Tuesday, April 20, 2010

Joseph is a type of Christ.

I'm doing my "attempt to re-read the Bible every 6 months" thing still (Luther had the idea first, I'm just imitating him) and I'm at the Joseph stories in Genesis right now.

Interesting typological connections between Joseph and Christ. First, Shem is told that Japheth (that is, the progenitor of most of the Gentiles) will dwell in his tents. Joseph reigns over a kingdom of Gentiles (though mostly Hamites) and Israelites- anticipating the Church which is made up of both Jews and Gentiles, which is the ultimate fulfillment of this promise. Secondly, Joseph is given a coat of many colors. This is the sign of the rainbow given to Noah and suggesting that God will enact peace and not judge but redeem his creation. Revelation 4 sees this most definitively fulfilled in Christ. John sees a rainbow behind Christ on his throne. Lastly, and of course most importantly (this one has been emphasized throughout the history of Christian exegesis!) Joseph was humiliated and oppressed by his own family and then exalted. This was of course true of Christ as well.

1 comment:

  1. Shall I assume this is just the beginning? Because there's a LOT more to be said...
    Although I like what you have here.
▬▬▬▬▬▬▬▬▬▬
Task set –
1. According to the blog post about Joseph as a type of Christ, who first had the idea of re-reading the Bible every six months?
2. For each statement below, say whether it agrees with the blog post about Joseph as a type of Christ, and quote the words of the post that decide it. (a) The post links Joseph's coat of many colors to the rainbow given to Noah. (b) The post says Joseph reigned over a kingdom made up only of Israelites. (c) The post says the rainbow behind Christ on his throne appears in Revelation 7.
3. Extend the blog page about Joseph as a type of Christ, starting after its final line.

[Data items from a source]
▬▬▬▬▬▬▬▬▬▬
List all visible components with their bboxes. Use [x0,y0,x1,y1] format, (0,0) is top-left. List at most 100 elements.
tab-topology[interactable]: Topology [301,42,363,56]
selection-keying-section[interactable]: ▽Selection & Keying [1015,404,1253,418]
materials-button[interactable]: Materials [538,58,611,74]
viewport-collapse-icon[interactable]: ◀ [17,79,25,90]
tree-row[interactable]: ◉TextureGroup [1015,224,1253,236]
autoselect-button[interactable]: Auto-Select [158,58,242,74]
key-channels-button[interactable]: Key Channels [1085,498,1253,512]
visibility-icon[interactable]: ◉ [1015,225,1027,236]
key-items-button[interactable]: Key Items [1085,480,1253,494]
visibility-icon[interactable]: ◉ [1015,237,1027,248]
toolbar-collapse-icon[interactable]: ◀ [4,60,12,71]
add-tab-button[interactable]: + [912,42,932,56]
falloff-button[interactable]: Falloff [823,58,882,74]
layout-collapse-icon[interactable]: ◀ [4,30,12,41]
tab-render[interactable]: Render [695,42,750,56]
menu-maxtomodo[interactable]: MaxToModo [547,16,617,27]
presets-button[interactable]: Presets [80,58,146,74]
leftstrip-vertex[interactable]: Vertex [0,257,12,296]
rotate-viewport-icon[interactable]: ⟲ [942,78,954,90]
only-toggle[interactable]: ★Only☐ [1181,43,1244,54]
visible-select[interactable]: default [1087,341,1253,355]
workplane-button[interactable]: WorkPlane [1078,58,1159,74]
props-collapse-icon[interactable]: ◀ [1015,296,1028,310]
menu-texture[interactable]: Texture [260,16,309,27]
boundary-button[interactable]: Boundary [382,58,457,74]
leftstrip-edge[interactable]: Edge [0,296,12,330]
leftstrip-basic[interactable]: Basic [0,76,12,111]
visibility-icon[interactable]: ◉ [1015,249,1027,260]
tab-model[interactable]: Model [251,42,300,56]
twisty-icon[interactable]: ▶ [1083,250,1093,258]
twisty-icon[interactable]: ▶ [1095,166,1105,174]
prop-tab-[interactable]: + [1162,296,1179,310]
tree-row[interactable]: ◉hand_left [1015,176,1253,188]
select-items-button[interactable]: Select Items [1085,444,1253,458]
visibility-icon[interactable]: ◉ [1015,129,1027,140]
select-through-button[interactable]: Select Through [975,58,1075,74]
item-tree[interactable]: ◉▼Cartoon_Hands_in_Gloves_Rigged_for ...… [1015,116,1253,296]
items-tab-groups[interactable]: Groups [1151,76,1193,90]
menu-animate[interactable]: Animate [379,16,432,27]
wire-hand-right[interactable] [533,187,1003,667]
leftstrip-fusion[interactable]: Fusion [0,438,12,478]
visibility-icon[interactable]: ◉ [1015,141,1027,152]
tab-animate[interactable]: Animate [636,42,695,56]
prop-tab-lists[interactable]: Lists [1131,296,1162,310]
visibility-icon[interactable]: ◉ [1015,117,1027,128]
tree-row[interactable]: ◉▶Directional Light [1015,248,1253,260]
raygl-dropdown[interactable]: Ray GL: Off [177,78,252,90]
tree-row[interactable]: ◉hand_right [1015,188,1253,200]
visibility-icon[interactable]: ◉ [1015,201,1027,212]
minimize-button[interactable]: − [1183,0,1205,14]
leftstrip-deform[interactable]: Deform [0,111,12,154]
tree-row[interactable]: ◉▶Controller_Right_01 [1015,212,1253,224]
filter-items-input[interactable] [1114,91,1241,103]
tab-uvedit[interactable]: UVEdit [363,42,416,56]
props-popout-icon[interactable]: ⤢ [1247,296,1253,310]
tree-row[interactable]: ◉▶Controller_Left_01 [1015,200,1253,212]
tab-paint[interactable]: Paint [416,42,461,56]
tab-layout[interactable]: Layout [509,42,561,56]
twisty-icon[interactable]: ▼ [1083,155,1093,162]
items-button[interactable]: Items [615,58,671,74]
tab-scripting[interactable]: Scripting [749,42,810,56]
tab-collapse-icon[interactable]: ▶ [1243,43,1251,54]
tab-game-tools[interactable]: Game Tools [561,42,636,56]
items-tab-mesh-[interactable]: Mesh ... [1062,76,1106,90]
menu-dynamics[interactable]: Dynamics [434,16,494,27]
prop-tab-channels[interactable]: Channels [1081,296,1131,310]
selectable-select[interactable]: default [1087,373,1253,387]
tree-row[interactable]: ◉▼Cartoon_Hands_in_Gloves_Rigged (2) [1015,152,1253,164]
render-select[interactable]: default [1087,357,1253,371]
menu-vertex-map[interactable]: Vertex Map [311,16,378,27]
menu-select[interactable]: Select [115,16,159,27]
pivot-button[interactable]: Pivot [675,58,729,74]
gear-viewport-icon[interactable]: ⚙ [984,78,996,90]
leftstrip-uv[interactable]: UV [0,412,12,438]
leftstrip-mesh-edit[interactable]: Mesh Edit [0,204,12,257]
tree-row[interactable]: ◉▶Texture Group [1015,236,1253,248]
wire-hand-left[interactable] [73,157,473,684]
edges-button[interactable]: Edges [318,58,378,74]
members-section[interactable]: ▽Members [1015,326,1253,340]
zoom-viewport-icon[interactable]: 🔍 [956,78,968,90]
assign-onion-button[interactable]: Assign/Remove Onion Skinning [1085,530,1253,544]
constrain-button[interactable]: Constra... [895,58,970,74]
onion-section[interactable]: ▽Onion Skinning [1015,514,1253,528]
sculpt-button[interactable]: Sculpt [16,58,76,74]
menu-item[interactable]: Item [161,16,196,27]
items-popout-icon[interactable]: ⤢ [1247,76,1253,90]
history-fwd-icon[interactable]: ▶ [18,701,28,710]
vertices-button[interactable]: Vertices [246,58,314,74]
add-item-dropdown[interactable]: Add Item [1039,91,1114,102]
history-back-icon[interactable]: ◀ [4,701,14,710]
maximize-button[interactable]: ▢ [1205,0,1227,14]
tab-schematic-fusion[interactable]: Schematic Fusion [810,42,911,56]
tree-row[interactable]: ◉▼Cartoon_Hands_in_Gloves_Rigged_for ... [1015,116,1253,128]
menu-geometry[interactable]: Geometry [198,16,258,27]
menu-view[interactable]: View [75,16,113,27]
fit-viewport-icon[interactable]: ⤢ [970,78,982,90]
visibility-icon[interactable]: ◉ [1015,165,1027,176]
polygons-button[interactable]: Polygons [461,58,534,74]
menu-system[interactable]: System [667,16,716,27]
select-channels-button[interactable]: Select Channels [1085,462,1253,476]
▬▬▬▬▬▬▬▬▬▬
Answer section –
1. Luther

2.
(a) Yes: "This is the sign of the rainbow given to Noah"
(b) No: "Joseph reigns over a kingdom of Gentiles (though mostly Hamites) and Israelites"
(c) No: "Revelation 4 sees this most definitively fulfilled in Christ."

3.
    First of all, Joseph isn't just humiliated and exalted -- which is true, to be sure. His exaltation actually saves the people of God. Without Joseph, the family of Israel would've starved (ok, or God would've chosen another way, but the point is that God chose Joseph to be their savior (by bringing them to Egypt (so Joseph is a type of Joseph too!))).

    Joseph, in fact, becomes the feeder of the nations.

    Did you notice that Joseph was in jail three years? I know, it says "After two whole years" (41:1) but that means that it's "on the third year" when Joseph's exaltation is begun (cf. Hosea 6:2) and He ascends to the right hand of Pharaoh, clothed with power (or at least the clothing of a king).

    Oh, and Joseph isn't just the feeder of the nations, he's also a host to His brothers when He serves them a meal (43:31)

    Oh, there's even more, but that might take up all the books in the universe, so I'll leave it there.